-- GIVEN DATA start --
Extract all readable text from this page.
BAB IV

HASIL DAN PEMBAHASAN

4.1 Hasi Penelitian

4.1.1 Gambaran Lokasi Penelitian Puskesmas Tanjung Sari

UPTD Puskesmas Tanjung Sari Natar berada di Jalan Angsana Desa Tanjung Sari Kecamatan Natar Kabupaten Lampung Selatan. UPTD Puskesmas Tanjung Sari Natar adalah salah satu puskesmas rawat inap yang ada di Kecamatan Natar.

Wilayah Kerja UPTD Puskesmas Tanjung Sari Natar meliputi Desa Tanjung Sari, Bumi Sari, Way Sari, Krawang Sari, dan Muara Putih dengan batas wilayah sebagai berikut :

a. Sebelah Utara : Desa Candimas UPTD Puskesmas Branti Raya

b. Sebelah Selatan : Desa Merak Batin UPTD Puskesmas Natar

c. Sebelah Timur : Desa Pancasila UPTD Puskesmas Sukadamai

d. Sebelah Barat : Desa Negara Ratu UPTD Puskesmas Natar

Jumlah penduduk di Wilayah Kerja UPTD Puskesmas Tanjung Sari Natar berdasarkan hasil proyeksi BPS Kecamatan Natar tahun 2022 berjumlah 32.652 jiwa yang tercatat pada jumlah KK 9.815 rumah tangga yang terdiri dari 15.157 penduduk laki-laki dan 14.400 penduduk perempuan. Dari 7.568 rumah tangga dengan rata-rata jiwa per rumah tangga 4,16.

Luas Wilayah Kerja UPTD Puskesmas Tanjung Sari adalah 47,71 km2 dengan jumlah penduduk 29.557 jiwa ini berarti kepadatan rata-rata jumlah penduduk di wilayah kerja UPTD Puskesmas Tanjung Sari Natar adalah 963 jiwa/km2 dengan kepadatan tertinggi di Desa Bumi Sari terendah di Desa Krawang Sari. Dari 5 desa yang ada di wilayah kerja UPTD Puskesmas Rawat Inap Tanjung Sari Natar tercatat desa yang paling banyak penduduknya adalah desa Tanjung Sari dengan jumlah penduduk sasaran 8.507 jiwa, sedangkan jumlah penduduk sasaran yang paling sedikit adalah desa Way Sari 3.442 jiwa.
-- GIVEN DATA end --
Show each line of the data that contains the string "Selatan".

UPTD Puskesmas Tanjung Sari Natar berada di Jalan Angsana Desa Tanjung Sari Kecamatan Natar Kabupaten Lampung Selatan. UPTD Puskesmas Tanjung Sari Natar adalah salah satu puskesmas rawat inap yang ada di Kecamatan Natar.
b. Sebelah Selatan : Desa Merak Batin UPTD Puskesmas Natar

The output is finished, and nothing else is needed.